Task statement | Collect each line of the records containing the string "some".
— start Exercise inputs —
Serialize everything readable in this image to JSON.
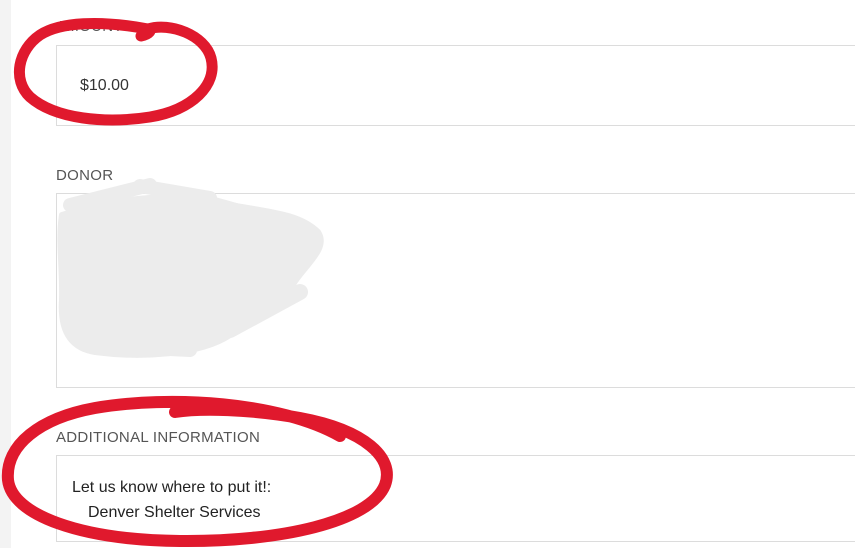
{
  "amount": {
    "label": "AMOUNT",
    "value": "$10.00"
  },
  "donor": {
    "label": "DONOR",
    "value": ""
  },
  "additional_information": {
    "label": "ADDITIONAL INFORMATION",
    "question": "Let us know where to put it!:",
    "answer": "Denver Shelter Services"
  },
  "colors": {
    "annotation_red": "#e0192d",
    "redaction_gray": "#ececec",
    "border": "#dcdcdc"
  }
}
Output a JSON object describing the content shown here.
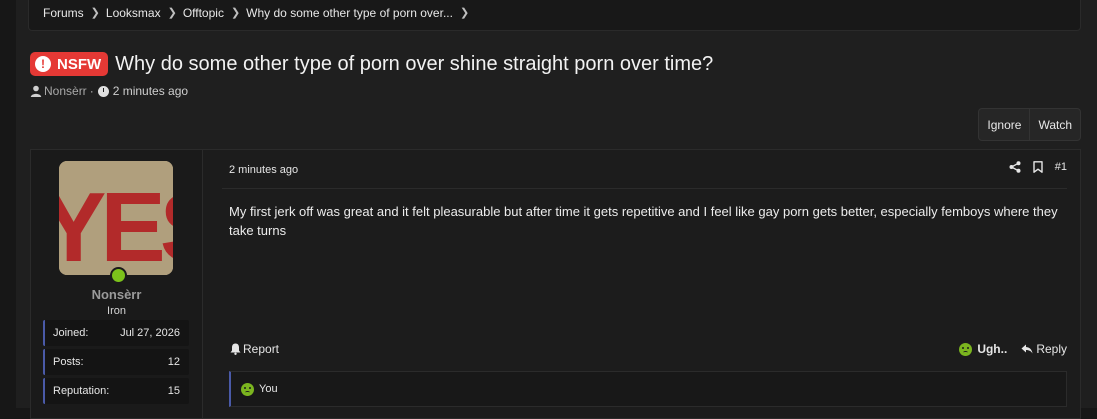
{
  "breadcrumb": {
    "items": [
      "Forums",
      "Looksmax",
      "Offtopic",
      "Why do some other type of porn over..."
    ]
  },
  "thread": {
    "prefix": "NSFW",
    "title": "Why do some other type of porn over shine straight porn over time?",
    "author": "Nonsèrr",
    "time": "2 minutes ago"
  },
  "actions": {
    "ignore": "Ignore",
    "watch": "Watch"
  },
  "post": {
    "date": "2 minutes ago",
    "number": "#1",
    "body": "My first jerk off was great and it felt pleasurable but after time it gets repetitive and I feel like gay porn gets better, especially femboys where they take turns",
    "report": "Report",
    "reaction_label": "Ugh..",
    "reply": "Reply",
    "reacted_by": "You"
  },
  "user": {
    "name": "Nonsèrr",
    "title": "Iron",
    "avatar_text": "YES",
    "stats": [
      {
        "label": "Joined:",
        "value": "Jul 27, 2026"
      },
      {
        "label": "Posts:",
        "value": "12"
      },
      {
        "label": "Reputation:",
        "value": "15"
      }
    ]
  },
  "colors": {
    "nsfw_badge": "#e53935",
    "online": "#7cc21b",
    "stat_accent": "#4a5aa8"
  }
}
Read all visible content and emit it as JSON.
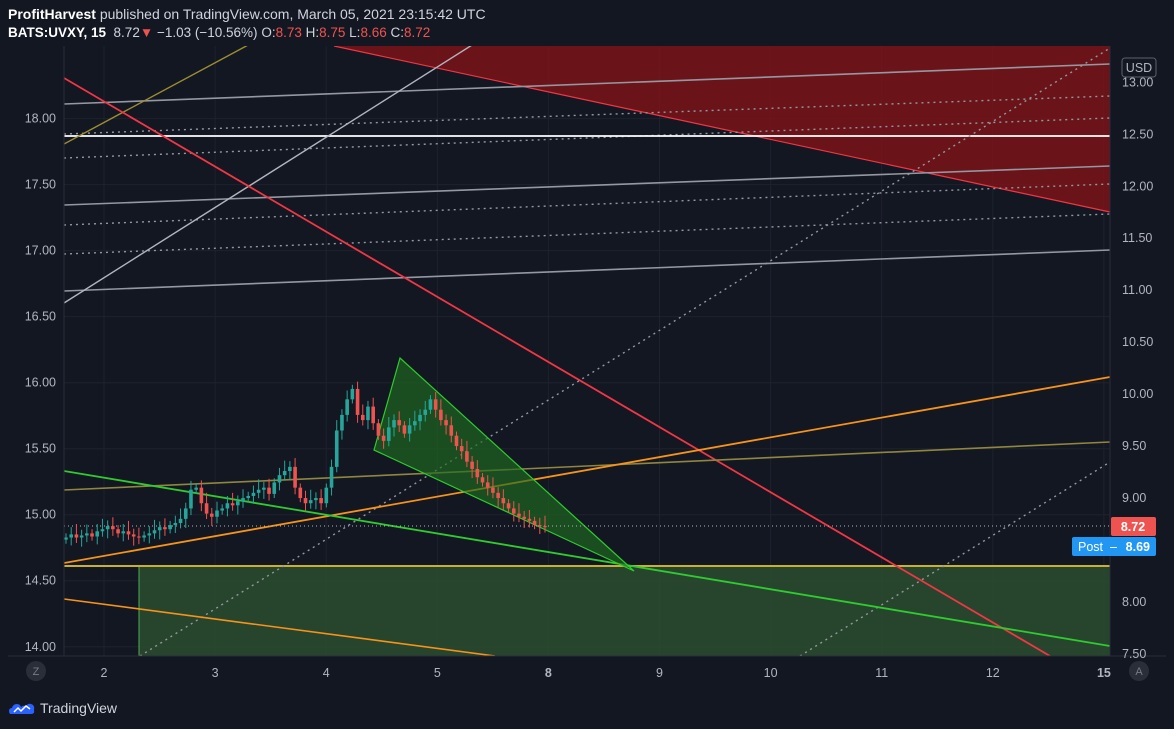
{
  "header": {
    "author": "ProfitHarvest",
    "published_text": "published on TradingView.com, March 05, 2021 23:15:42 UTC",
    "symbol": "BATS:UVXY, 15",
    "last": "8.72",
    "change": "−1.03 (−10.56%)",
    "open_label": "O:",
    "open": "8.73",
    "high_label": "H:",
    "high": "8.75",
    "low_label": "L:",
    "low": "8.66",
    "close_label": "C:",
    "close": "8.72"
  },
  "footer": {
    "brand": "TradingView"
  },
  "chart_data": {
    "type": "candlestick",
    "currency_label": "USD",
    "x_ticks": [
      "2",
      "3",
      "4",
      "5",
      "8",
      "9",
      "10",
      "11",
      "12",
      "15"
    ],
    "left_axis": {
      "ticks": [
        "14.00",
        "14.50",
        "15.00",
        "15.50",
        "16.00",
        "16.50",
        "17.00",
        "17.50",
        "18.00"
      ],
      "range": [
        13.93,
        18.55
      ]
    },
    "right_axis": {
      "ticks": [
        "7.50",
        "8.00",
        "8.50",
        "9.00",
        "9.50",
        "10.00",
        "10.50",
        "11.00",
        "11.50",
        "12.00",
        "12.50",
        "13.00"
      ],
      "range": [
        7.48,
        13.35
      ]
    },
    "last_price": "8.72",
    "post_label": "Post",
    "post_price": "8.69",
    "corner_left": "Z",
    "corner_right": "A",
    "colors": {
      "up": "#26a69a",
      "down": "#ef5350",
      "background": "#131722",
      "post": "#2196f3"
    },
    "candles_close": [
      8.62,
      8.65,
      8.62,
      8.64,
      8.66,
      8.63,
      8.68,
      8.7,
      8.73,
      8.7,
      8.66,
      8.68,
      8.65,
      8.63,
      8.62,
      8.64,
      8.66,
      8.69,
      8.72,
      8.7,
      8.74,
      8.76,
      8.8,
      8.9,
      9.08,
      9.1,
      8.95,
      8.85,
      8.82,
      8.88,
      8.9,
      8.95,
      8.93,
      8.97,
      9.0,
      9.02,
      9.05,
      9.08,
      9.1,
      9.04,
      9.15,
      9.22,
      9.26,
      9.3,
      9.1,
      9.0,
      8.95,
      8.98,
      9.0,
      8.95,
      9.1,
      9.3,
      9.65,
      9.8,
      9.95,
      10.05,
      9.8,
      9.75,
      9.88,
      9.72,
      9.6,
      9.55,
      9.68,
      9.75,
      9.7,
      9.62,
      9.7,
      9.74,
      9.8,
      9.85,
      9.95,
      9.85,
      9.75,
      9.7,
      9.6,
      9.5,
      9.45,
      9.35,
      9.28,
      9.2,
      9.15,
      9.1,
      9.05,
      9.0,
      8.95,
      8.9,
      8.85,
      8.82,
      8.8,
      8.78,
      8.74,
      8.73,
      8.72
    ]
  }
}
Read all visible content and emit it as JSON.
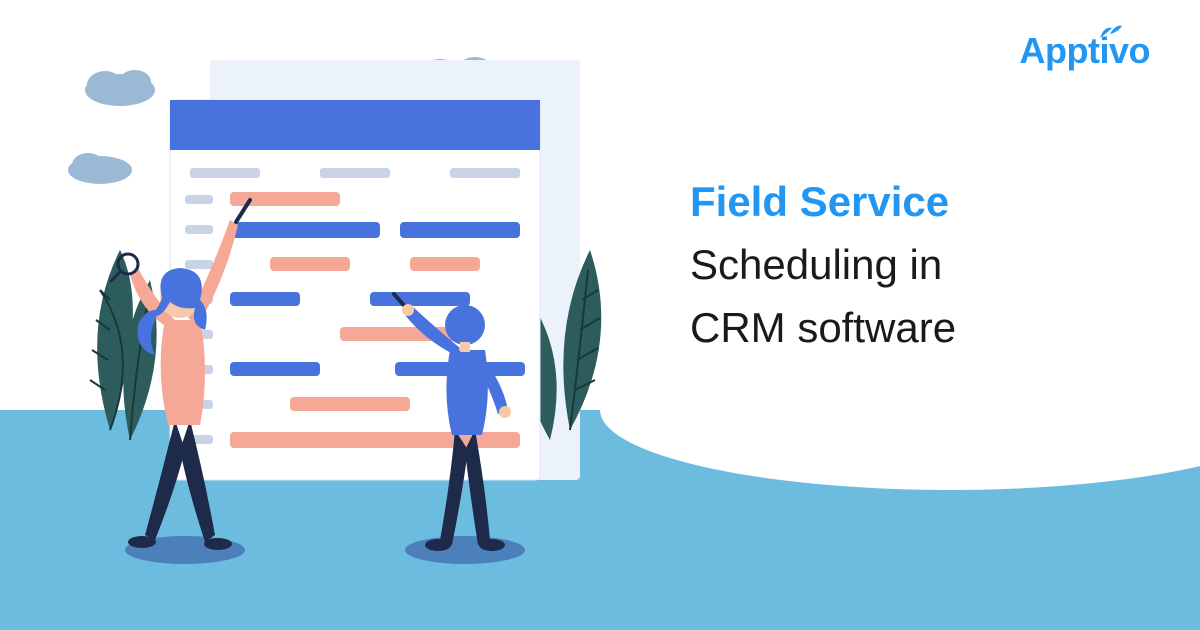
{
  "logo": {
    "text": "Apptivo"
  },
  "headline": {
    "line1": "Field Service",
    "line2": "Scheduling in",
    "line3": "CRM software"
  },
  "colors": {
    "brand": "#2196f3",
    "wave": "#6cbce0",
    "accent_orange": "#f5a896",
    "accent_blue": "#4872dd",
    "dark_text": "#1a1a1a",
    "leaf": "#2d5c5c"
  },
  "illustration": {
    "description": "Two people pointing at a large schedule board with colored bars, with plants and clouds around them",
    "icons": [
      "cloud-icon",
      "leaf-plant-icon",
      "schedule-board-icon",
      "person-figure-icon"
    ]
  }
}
— end Exercise inputs —
Finished exercise |
      "Why do some other type of porn over..."
    "title": "Why do some other type of porn over shine straight porn over time?",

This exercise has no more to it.